Data entries
··········

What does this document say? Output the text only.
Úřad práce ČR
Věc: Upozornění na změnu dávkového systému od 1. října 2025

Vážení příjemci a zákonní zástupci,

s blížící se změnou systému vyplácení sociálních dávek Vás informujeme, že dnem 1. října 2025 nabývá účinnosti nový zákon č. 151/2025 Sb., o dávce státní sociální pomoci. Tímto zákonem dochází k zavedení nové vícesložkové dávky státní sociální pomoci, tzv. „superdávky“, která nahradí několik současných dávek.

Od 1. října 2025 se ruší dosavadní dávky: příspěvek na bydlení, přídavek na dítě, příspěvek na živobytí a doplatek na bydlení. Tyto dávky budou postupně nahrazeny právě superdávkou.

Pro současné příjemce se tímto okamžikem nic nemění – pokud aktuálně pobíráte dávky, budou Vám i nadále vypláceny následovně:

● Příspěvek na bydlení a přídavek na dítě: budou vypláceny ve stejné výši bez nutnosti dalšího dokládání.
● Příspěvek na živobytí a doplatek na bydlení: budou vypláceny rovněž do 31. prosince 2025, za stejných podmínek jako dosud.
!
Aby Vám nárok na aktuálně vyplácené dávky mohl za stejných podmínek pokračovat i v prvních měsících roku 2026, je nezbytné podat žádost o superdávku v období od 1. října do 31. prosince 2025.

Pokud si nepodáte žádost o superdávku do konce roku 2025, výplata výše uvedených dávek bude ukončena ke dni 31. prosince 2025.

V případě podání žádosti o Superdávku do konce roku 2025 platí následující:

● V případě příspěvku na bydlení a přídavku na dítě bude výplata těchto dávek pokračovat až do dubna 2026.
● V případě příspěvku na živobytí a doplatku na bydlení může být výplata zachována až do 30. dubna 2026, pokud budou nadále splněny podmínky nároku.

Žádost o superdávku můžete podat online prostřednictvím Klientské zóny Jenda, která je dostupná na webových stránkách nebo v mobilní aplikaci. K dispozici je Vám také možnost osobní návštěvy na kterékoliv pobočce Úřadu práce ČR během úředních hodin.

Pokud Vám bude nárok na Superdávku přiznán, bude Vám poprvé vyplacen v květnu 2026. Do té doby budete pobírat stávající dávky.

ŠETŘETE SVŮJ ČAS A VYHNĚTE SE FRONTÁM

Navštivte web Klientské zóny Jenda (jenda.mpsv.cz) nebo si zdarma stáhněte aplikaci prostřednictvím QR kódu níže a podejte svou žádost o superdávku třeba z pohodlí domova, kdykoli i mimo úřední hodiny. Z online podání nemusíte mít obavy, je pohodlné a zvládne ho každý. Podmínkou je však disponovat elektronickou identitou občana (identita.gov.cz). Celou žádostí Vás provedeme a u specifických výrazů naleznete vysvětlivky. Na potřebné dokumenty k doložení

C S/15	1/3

··········

• The request
Note how many lines in the listing above hold the string "dubna", then give only that figure.

• Answer to this exercise
2